EXERCISE DIRECTIONS: Take each line that has the word "مكان" and return it.

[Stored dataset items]

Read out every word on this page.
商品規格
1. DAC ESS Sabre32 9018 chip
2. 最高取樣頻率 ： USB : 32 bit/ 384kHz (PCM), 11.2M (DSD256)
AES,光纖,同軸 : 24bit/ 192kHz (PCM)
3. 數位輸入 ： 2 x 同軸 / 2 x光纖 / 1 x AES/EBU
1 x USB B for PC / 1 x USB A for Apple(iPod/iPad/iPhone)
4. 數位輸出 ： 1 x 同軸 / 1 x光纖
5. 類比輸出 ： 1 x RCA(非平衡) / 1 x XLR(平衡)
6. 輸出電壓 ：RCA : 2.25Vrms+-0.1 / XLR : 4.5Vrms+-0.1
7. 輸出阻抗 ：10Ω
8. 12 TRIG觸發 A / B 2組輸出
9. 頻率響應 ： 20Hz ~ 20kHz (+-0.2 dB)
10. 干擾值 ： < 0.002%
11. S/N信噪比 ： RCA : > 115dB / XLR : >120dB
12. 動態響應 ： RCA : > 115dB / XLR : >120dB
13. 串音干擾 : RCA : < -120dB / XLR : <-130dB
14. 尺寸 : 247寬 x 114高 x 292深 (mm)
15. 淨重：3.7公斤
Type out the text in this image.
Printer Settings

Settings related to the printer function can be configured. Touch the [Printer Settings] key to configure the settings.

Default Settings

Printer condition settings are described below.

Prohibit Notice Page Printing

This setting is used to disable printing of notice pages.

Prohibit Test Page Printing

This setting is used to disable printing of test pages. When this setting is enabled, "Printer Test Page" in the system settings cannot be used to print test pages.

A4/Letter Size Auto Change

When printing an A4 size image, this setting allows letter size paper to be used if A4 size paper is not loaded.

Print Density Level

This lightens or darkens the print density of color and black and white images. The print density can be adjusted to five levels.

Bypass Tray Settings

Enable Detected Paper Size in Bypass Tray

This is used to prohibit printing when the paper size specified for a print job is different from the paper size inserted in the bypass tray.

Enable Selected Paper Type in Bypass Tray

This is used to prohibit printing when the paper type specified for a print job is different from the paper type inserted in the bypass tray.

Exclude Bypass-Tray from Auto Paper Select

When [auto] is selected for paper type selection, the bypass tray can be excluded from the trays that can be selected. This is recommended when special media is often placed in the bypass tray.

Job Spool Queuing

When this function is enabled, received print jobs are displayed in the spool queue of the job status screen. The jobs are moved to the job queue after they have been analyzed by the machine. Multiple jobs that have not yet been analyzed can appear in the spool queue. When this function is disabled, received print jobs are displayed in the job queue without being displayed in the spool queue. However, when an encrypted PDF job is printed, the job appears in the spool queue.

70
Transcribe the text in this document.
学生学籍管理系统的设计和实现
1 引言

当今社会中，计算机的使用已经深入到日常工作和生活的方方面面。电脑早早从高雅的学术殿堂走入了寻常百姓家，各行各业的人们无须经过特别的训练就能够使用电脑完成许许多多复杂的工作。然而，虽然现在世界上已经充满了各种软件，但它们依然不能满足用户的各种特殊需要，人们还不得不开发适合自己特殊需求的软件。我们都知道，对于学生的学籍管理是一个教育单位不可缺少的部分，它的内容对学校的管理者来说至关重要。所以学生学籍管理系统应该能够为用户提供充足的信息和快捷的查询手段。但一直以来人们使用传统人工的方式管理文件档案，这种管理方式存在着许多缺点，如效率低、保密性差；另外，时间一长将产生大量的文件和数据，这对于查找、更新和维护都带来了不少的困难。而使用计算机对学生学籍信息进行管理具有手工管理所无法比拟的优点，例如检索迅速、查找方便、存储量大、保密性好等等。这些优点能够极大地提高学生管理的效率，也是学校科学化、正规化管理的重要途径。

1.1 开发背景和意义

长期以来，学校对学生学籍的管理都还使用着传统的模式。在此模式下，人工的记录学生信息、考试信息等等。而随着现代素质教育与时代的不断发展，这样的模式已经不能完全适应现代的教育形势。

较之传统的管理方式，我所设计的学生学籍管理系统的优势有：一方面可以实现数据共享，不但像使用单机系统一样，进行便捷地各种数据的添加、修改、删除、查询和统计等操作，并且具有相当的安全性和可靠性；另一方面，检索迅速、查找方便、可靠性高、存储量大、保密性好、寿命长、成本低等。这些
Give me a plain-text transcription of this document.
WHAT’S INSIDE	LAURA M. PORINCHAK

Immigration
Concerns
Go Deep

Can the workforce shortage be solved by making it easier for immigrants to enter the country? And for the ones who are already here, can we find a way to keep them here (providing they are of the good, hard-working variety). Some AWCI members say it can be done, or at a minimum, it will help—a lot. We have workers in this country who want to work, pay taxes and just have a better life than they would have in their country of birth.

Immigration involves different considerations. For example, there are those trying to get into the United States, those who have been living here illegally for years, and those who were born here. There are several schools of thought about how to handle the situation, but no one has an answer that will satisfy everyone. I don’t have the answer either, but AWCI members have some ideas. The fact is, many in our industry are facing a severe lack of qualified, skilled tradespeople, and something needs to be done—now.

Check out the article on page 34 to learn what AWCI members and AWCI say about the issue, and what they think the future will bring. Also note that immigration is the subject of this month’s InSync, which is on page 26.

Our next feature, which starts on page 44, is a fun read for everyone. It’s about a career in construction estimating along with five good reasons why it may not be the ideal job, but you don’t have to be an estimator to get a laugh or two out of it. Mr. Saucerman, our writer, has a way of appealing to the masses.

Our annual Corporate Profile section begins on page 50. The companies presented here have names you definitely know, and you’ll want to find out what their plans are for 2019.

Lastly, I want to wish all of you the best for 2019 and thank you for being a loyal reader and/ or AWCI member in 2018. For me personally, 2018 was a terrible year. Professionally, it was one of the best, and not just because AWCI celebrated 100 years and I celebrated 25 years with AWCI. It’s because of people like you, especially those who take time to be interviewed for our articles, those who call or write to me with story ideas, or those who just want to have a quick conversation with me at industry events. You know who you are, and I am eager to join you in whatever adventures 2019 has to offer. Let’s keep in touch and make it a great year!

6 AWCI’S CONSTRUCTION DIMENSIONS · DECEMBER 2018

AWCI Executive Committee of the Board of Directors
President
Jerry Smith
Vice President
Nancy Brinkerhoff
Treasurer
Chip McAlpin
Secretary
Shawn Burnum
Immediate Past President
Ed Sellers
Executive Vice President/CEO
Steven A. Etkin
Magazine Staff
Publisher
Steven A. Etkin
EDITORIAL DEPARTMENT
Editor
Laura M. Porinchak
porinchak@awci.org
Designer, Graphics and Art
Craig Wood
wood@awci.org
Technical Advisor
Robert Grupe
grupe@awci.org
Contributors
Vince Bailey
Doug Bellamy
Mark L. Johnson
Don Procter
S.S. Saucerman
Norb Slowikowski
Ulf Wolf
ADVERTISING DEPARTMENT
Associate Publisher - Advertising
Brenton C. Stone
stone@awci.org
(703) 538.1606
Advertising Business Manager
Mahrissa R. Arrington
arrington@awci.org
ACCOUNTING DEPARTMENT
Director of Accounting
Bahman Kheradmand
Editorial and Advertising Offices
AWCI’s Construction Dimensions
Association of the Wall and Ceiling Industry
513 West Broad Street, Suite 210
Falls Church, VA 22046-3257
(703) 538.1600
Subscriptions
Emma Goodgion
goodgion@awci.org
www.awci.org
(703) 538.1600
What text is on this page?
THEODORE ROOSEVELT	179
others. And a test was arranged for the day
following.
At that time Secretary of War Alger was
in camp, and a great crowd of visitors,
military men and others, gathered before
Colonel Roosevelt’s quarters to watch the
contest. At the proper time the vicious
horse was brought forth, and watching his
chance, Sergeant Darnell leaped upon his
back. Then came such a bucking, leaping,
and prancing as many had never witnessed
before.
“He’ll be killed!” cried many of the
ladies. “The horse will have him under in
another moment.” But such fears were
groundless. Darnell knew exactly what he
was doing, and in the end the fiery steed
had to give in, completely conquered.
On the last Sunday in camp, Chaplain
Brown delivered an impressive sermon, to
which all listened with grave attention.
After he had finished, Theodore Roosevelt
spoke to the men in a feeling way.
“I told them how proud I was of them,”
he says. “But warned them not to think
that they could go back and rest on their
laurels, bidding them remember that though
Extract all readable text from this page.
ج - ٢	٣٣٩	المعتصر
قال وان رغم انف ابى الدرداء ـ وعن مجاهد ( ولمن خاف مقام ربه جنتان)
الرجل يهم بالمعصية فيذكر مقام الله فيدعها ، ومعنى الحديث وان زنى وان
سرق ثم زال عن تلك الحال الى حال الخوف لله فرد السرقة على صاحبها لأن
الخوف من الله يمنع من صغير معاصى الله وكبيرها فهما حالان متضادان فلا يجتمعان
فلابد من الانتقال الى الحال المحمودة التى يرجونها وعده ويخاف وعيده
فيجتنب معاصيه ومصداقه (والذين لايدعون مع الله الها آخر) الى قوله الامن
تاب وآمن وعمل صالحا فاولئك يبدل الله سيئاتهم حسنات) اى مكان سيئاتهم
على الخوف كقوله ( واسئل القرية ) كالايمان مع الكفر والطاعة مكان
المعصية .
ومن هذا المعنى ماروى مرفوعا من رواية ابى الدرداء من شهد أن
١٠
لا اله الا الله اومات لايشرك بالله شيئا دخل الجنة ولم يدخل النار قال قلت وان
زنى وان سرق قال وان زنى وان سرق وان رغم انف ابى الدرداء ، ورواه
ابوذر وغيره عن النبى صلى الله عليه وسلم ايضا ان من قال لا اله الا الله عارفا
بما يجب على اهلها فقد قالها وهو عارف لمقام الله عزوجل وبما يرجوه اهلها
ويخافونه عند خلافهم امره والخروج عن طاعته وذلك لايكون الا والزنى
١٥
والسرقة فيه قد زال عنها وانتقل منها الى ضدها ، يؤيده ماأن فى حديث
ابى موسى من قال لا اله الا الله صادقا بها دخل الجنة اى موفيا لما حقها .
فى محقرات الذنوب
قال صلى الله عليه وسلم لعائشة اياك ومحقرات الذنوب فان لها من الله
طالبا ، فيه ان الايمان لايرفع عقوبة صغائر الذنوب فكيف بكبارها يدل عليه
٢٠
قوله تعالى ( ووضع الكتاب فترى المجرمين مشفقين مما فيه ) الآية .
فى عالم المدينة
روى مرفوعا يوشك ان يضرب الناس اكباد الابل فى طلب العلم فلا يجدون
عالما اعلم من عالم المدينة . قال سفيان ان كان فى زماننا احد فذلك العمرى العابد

THE ANSWER:
تاب وآمن وعمل صالحا فاولئك يبدل الله سيئاتهم حسنات) اى مكان سيئاتهم
على الخوف كقوله ( واسئل القرية ) كالايمان مع الكفر والطاعة مكان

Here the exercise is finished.